- _STATED EXERCISE_:
Scan the material for the word "πρὸς", and copy each line where it shows up.

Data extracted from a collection
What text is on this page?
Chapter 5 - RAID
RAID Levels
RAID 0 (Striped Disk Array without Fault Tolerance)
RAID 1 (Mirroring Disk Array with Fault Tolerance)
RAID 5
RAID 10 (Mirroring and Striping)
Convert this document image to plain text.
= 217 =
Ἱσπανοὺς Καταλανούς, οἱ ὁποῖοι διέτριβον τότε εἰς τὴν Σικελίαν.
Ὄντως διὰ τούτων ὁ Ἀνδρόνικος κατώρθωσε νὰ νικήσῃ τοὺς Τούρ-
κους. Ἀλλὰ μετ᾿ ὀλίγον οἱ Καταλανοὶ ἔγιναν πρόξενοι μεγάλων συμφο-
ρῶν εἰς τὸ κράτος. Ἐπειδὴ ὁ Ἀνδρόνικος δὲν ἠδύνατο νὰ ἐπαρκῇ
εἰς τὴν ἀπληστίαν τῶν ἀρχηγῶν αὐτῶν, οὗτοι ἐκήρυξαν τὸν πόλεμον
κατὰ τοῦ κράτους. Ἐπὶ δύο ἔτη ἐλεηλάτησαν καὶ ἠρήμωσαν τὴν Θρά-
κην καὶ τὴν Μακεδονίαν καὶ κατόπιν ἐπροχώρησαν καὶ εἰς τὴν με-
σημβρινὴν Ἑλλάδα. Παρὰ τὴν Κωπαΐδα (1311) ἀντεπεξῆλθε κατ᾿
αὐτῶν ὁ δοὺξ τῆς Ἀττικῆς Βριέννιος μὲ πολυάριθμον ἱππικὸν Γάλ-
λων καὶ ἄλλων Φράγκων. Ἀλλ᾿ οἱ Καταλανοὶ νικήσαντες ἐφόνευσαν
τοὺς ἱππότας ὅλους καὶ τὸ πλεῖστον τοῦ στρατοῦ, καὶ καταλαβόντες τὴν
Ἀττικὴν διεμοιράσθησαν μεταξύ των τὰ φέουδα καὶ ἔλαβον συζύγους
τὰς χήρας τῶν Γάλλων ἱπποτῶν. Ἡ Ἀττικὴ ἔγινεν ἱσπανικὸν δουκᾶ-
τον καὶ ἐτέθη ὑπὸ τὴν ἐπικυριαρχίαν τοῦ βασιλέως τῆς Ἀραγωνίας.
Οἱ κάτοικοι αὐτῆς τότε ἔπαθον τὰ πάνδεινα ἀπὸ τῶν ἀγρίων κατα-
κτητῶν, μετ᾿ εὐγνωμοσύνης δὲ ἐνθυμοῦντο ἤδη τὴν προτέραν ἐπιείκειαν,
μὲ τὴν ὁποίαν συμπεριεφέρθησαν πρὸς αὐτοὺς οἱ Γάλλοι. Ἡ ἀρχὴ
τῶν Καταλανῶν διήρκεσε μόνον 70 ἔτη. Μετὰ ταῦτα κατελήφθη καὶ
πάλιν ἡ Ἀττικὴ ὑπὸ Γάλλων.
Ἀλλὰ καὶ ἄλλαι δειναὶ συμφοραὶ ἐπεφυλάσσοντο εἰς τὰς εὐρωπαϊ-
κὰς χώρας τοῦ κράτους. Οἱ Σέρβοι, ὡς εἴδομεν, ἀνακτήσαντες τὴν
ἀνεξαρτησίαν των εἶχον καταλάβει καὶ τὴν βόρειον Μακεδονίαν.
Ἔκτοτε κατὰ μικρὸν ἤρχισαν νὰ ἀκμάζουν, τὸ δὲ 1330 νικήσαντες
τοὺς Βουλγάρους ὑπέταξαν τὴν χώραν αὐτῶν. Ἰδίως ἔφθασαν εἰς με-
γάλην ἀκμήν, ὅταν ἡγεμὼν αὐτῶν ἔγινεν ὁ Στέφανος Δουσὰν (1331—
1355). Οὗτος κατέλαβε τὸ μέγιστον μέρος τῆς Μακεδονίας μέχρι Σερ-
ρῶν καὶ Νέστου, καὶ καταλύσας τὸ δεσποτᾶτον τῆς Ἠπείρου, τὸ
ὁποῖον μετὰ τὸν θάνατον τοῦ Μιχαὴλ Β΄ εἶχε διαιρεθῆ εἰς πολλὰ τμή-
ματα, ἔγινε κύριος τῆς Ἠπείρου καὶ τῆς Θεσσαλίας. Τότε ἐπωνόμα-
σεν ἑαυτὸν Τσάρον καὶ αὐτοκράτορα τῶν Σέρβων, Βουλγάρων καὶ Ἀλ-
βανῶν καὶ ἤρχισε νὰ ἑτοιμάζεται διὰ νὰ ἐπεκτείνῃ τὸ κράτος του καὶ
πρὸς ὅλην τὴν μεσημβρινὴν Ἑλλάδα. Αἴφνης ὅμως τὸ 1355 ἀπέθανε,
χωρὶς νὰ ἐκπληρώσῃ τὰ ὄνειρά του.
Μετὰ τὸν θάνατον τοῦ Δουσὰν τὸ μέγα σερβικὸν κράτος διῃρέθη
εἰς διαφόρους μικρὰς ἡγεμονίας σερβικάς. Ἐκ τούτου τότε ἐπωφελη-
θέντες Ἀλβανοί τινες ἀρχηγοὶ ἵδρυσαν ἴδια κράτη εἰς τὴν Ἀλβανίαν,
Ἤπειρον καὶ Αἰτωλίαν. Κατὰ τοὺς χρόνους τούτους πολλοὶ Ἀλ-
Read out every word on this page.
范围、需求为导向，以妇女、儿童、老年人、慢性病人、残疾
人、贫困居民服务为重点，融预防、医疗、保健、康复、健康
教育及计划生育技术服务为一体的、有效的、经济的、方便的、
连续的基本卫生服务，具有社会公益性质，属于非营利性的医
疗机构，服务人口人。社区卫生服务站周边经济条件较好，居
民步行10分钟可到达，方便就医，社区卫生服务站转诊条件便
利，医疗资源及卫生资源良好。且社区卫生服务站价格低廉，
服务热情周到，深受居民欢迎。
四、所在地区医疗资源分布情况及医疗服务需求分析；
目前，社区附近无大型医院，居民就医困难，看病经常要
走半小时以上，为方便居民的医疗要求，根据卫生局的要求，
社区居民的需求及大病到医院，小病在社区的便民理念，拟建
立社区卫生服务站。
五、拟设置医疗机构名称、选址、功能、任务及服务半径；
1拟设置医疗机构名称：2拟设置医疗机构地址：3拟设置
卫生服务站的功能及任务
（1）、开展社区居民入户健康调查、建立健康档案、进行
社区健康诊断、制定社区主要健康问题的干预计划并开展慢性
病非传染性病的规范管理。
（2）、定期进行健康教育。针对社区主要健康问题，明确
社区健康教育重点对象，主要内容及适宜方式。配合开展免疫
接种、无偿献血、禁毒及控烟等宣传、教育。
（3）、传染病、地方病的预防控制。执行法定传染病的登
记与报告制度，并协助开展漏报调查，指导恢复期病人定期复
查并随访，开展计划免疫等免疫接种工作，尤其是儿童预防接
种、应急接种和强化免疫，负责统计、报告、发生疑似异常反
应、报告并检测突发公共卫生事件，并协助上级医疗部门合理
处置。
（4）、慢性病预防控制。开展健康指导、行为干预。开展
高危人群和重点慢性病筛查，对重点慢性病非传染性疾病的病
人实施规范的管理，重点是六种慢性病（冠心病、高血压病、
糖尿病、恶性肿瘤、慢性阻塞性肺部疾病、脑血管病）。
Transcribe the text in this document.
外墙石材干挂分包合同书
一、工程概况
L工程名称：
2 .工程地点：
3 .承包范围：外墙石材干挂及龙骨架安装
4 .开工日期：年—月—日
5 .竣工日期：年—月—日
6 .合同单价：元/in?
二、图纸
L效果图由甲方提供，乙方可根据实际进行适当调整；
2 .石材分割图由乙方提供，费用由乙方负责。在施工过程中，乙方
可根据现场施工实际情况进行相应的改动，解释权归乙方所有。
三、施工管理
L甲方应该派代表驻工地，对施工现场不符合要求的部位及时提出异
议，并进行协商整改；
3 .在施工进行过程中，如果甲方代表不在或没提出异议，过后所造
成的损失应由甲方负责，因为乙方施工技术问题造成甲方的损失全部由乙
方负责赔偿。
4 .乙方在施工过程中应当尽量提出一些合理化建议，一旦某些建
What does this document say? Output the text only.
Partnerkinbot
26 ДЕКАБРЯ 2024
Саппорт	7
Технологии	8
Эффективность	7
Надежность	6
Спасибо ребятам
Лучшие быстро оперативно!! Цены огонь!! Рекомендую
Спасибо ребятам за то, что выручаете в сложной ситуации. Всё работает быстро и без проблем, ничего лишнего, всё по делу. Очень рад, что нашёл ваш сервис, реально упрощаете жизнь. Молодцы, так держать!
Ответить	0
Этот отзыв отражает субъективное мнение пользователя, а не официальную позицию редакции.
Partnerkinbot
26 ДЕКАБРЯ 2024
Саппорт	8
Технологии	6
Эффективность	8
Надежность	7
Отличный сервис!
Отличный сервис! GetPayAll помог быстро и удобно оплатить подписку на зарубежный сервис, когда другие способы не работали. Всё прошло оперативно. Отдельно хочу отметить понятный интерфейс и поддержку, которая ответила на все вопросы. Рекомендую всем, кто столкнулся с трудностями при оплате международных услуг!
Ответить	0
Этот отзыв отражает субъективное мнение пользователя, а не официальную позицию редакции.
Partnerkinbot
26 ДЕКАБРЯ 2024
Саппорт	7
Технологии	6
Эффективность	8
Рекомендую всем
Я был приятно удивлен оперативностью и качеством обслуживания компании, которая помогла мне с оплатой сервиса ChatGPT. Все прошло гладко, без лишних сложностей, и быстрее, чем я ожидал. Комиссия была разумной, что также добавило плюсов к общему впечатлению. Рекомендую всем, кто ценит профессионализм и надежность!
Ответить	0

- _OUTPUT FOR THIS TASK_:
μὲ τὴν ὁποίαν συμπεριεφέρθησαν πρὸς αὐτοὺς οἱ Γάλλοι. Ἡ ἀρχὴ
πρὸς ὅλην τὴν μεσημβρινὴν Ἑλλάδα. Αἴφνης ὅμως τὸ 1355 ἀπέθανε,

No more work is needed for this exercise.